The request: Copy out all the records exactly.

>> start Material provided

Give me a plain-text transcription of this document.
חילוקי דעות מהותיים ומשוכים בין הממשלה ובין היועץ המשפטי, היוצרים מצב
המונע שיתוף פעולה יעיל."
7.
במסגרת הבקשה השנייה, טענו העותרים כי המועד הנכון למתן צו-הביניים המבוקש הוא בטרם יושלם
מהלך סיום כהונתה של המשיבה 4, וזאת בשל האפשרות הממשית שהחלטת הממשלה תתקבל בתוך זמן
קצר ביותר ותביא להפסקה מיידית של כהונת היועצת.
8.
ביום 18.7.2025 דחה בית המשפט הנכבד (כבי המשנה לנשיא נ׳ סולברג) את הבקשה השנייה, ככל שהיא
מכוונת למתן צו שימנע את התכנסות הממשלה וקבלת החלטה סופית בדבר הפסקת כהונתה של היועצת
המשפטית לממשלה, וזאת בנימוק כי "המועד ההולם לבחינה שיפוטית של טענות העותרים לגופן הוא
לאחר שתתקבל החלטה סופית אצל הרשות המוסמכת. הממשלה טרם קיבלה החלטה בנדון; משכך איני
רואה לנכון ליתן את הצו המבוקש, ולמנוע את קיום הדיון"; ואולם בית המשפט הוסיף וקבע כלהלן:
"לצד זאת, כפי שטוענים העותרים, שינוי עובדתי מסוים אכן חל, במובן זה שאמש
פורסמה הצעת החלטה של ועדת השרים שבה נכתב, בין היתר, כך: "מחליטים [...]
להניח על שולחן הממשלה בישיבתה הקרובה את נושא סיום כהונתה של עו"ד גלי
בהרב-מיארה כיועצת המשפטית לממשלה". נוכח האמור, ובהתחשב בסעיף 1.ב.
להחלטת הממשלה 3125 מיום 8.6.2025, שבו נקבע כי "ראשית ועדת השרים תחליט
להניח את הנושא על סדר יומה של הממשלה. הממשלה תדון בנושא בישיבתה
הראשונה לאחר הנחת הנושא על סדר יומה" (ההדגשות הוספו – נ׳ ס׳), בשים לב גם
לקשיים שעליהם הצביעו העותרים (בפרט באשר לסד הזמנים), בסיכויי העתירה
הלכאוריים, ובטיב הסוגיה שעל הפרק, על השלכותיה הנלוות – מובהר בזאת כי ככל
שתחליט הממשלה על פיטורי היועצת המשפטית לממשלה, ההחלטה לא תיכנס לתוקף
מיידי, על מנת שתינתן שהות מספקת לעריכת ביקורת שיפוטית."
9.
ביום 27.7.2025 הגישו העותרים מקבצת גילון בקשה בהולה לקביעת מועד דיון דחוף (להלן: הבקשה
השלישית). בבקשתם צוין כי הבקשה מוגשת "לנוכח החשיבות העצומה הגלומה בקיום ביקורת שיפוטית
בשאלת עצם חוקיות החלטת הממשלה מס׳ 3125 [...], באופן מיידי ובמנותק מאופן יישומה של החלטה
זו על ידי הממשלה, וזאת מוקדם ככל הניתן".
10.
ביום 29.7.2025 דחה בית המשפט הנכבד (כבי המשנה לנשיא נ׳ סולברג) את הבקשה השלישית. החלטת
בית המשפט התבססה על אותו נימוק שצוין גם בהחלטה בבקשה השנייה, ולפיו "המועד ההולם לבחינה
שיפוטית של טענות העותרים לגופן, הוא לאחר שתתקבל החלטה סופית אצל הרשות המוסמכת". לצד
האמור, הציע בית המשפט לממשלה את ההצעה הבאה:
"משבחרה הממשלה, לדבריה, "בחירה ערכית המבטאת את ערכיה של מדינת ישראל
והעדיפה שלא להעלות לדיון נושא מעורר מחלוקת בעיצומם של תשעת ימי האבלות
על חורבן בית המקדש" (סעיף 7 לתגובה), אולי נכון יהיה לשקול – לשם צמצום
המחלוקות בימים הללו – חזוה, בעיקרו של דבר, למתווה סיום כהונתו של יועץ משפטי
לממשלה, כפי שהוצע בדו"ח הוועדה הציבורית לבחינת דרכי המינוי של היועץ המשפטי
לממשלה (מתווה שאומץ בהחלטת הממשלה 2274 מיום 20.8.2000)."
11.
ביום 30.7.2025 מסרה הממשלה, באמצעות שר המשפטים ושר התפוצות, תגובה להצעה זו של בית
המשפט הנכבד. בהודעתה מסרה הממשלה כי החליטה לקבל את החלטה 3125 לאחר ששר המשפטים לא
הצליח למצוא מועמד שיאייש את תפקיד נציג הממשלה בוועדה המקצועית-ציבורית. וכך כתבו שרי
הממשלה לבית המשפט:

>> end Material provided

Solution below:
Give me a plain-text transcription of this document.
חילוקי דעות מהותיים ומשוכים בין הממשלה ובין היועץ המשפטי, היוצרים מצב
המונע שיתוף פעולה יעיל."
7.
במסגרת הבקשה השנייה, טענו העותרים כי המועד הנכון למתן צו-הביניים המבוקש הוא בטרם יושלם
מהלך סיום כהונתה של המשיבה 4, וזאת בשל האפשרות הממשית שהחלטת הממשלה תתקבל בתוך זמן
קצר ביותר ותביא להפסקה מיידית של כהונת היועצת.
8.
ביום 18.7.2025 דחה בית המשפט הנכבד (כבי המשנה לנשיא נ׳ סולברג) את הבקשה השנייה, ככל שהיא
מכוונת למתן צו שימנע את התכנסות הממשלה וקבלת החלטה סופית בדבר הפסקת כהונתה של היועצת
המשפטית לממשלה, וזאת בנימוק כי "המועד ההולם לבחינה שיפוטית של טענות העותרים לגופן הוא
לאחר שתתקבל החלטה סופית אצל הרשות המוסמכת. הממשלה טרם קיבלה החלטה בנדון; משכך איני
רואה לנכון ליתן את הצו המבוקש, ולמנוע את קיום הדיון"; ואולם בית המשפט הוסיף וקבע כלהלן:
"לצד זאת, כפי שטוענים העותרים, שינוי עובדתי מסוים אכן חל, במובן זה שאמש
פורסמה הצעת החלטה של ועדת השרים שבה נכתב, בין היתר, כך: "מחליטים [...]
להניח על שולחן הממשלה בישיבתה הקרובה את נושא סיום כהונתה של עו"ד גלי
בהרב-מיארה כיועצת המשפטית לממשלה". נוכח האמור, ובהתחשב בסעיף 1.ב.
להחלטת הממשלה 3125 מיום 8.6.2025, שבו נקבע כי "ראשית ועדת השרים תחליט
להניח את הנושא על סדר יומה של הממשלה. הממשלה תדון בנושא בישיבתה
הראשונה לאחר הנחת הנושא על סדר יומה" (ההדגשות הוספו – נ׳ ס׳), בשים לב גם
לקשיים שעליהם הצביעו העותרים (בפרט באשר לסד הזמנים), בסיכויי העתירה
הלכאוריים, ובטיב הסוגיה שעל הפרק, על השלכותיה הנלוות – מובהר בזאת כי ככל
שתחליט הממשלה על פיטורי היועצת המשפטית לממשלה, ההחלטה לא תיכנס לתוקף
מיידי, על מנת שתינתן שהות מספקת לעריכת ביקורת שיפוטית."
9.
ביום 27.7.2025 הגישו העותרים מקבצת גילון בקשה בהולה לקביעת מועד דיון דחוף (להלן: הבקשה
השלישית). בבקשתם צוין כי הבקשה מוגשת "לנוכח החשיבות העצומה הגלומה בקיום ביקורת שיפוטית
בשאלת עצם חוקיות החלטת הממשלה מס׳ 3125 [...], באופן מיידי ובמנותק מאופן יישומה של החלטה
זו על ידי הממשלה, וזאת מוקדם ככל הניתן".
10.
ביום 29.7.2025 דחה בית המשפט הנכבד (כבי המשנה לנשיא נ׳ סולברג) את הבקשה השלישית. החלטת
בית המשפט התבססה על אותו נימוק שצוין גם בהחלטה בבקשה השנייה, ולפיו "המועד ההולם לבחינה
שיפוטית של טענות העותרים לגופן, הוא לאחר שתתקבל החלטה סופית אצל הרשות המוסמכת". לצד
האמור, הציע בית המשפט לממשלה את ההצעה הבאה:
"משבחרה הממשלה, לדבריה, "בחירה ערכית המבטאת את ערכיה של מדינת ישראל
והעדיפה שלא להעלות לדיון נושא מעורר מחלוקת בעיצומם של תשעת ימי האבלות
על חורבן בית המקדש" (סעיף 7 לתגובה), אולי נכון יהיה לשקול – לשם צמצום
המחלוקות בימים הללו – חזוה, בעיקרו של דבר, למתווה סיום כהונתו של יועץ משפטי
לממשלה, כפי שהוצע בדו"ח הוועדה הציבורית לבחינת דרכי המינוי של היועץ המשפטי
לממשלה (מתווה שאומץ בהחלטת הממשלה 2274 מיום 20.8.2000)."
11.
ביום 30.7.2025 מסרה הממשלה, באמצעות שר המשפטים ושר התפוצות, תגובה להצעה זו של בית
המשפט הנכבד. בהודעתה מסרה הממשלה כי החליטה לקבל את החלטה 3125 לאחר ששר המשפטים לא
הצליח למצוא מועמד שיאייש את תפקיד נציג הממשלה בוועדה המקצועית-ציבורית. וכך כתבו שרי
הממשלה לבית המשפט:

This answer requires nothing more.